Written request: Type out all the records word for word. Any pictures are to be left out.

· · · · · · ·

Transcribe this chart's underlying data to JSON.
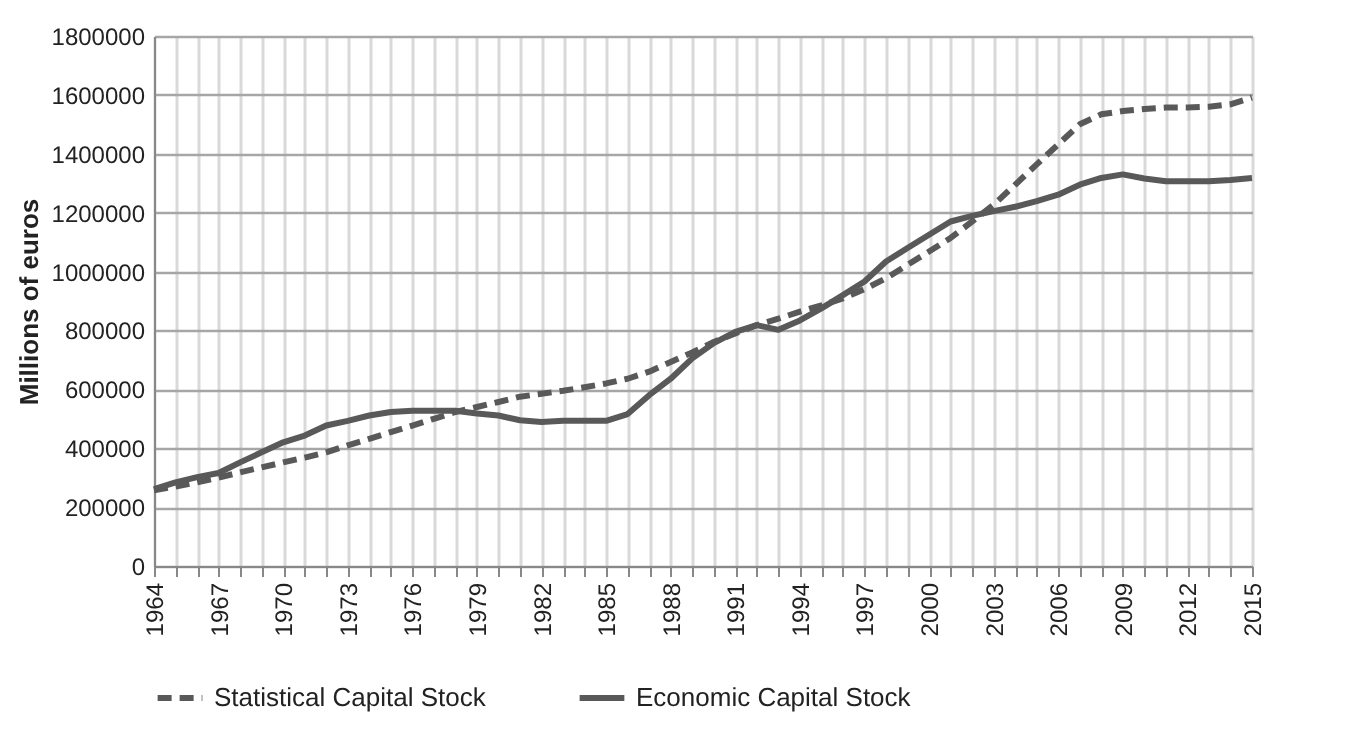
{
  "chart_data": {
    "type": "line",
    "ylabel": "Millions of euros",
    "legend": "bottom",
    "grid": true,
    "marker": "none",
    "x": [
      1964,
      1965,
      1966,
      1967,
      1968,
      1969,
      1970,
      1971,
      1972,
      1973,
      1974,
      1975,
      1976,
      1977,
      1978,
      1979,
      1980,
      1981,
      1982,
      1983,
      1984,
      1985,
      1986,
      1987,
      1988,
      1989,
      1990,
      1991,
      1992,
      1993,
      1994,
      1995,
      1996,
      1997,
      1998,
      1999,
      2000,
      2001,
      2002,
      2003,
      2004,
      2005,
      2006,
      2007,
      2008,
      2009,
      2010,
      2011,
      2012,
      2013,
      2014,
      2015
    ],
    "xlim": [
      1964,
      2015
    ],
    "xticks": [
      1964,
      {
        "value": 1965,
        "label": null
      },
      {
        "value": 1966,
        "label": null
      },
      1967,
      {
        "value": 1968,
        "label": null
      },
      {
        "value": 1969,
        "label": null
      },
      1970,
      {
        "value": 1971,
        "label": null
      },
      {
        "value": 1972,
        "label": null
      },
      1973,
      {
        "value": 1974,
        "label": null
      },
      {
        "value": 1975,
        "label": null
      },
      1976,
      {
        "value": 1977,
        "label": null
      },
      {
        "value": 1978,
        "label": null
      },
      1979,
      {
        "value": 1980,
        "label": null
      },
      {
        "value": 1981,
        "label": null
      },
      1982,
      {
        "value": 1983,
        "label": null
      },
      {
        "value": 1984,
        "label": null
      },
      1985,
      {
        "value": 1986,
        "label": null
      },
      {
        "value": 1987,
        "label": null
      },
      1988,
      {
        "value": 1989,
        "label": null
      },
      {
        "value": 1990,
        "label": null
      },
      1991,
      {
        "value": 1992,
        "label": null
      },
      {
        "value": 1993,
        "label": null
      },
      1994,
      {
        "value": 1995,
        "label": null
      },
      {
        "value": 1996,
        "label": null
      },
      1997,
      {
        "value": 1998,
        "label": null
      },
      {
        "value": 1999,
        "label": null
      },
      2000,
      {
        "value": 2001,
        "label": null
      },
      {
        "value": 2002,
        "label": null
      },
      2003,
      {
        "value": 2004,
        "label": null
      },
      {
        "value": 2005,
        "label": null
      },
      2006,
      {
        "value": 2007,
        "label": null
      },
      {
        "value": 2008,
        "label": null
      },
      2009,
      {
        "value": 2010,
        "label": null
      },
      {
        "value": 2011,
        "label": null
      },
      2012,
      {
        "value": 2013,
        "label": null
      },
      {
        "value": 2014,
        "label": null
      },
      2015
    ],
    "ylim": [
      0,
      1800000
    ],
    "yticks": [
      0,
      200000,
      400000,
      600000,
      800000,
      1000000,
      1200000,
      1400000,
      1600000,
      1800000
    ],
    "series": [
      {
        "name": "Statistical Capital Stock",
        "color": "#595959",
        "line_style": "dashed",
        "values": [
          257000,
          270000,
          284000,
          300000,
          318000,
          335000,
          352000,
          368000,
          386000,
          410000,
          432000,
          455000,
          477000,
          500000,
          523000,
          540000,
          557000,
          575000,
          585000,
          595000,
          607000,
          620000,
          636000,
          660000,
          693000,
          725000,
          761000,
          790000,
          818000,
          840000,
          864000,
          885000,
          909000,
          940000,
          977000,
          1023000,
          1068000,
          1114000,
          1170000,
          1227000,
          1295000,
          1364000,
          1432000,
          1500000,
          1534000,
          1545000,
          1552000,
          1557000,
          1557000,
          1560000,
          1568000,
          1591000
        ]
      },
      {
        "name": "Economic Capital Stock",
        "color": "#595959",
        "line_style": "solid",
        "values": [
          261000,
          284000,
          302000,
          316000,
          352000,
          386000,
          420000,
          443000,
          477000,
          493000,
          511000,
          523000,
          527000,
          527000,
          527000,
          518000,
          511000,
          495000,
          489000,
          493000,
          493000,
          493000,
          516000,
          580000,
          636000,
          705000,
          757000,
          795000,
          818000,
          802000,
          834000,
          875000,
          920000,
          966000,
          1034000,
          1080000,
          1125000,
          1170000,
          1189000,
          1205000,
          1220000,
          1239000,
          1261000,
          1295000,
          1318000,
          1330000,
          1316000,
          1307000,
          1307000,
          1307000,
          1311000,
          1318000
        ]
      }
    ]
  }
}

· · · · · · ·

Written solution:
Transcribe this chart's underlying data to JSON.
{
  "chart_data": {
    "type": "line",
    "ylabel": "Millions of euros",
    "legend": "bottom",
    "grid": true,
    "marker": "none",
    "x": [
      1964,
      1965,
      1966,
      1967,
      1968,
      1969,
      1970,
      1971,
      1972,
      1973,
      1974,
      1975,
      1976,
      1977,
      1978,
      1979,
      1980,
      1981,
      1982,
      1983,
      1984,
      1985,
      1986,
      1987,
      1988,
      1989,
      1990,
      1991,
      1992,
      1993,
      1994,
      1995,
      1996,
      1997,
      1998,
      1999,
      2000,
      2001,
      2002,
      2003,
      2004,
      2005,
      2006,
      2007,
      2008,
      2009,
      2010,
      2011,
      2012,
      2013,
      2014,
      2015
    ],
    "xlim": [
      1964,
      2015
    ],
    "xticks": [
      1964,
      {
        "value": 1965,
        "label": null
      },
      {
        "value": 1966,
        "label": null
      },
      1967,
      {
        "value": 1968,
        "label": null
      },
      {
        "value": 1969,
        "label": null
      },
      1970,
      {
        "value": 1971,
        "label": null
      },
      {
        "value": 1972,
        "label": null
      },
      1973,
      {
        "value": 1974,
        "label": null
      },
      {
        "value": 1975,
        "label": null
      },
      1976,
      {
        "value": 1977,
        "label": null
      },
      {
        "value": 1978,
        "label": null
      },
      1979,
      {
        "value": 1980,
        "label": null
      },
      {
        "value": 1981,
        "label": null
      },
      1982,
      {
        "value": 1983,
        "label": null
      },
      {
        "value": 1984,
        "label": null
      },
      1985,
      {
        "value": 1986,
        "label": null
      },
      {
        "value": 1987,
        "label": null
      },
      1988,
      {
        "value": 1989,
        "label": null
      },
      {
        "value": 1990,
        "label": null
      },
      1991,
      {
        "value": 1992,
        "label": null
      },
      {
        "value": 1993,
        "label": null
      },
      1994,
      {
        "value": 1995,
        "label": null
      },
      {
        "value": 1996,
        "label": null
      },
      1997,
      {
        "value": 1998,
        "label": null
      },
      {
        "value": 1999,
        "label": null
      },
      2000,
      {
        "value": 2001,
        "label": null
      },
      {
        "value": 2002,
        "label": null
      },
      2003,
      {
        "value": 2004,
        "label": null
      },
      {
        "value": 2005,
        "label": null
      },
      2006,
      {
        "value": 2007,
        "label": null
      },
      {
        "value": 2008,
        "label": null
      },
      2009,
      {
        "value": 2010,
        "label": null
      },
      {
        "value": 2011,
        "label": null
      },
      2012,
      {
        "value": 2013,
        "label": null
      },
      {
        "value": 2014,
        "label": null
      },
      2015
    ],
    "ylim": [
      0,
      1800000
    ],
    "yticks": [
      0,
      200000,
      400000,
      600000,
      800000,
      1000000,
      1200000,
      1400000,
      1600000,
      1800000
    ],
    "series": [
      {
        "name": "Statistical Capital Stock",
        "color": "#595959",
        "line_style": "dashed",
        "values": [
          257000,
          270000,
          284000,
          300000,
          318000,
          335000,
          352000,
          368000,
          386000,
          410000,
          432000,
          455000,
          477000,
          500000,
          523000,
          540000,
          557000,
          575000,
          585000,
          595000,
          607000,
          620000,
          636000,
          660000,
          693000,
          725000,
          761000,
          790000,
          818000,
          840000,
          864000,
          885000,
          909000,
          940000,
          977000,
          1023000,
          1068000,
          1114000,
          1170000,
          1227000,
          1295000,
          1364000,
          1432000,
          1500000,
          1534000,
          1545000,
          1552000,
          1557000,
          1557000,
          1560000,
          1568000,
          1591000
        ]
      },
      {
        "name": "Economic Capital Stock",
        "color": "#595959",
        "line_style": "solid",
        "values": [
          261000,
          284000,
          302000,
          316000,
          352000,
          386000,
          420000,
          443000,
          477000,
          493000,
          511000,
          523000,
          527000,
          527000,
          527000,
          518000,
          511000,
          495000,
          489000,
          493000,
          493000,
          493000,
          516000,
          580000,
          636000,
          705000,
          757000,
          795000,
          818000,
          802000,
          834000,
          875000,
          920000,
          966000,
          1034000,
          1080000,
          1125000,
          1170000,
          1189000,
          1205000,
          1220000,
          1239000,
          1261000,
          1295000,
          1318000,
          1330000,
          1316000,
          1307000,
          1307000,
          1307000,
          1311000,
          1318000
        ]
      }
    ]
  }
}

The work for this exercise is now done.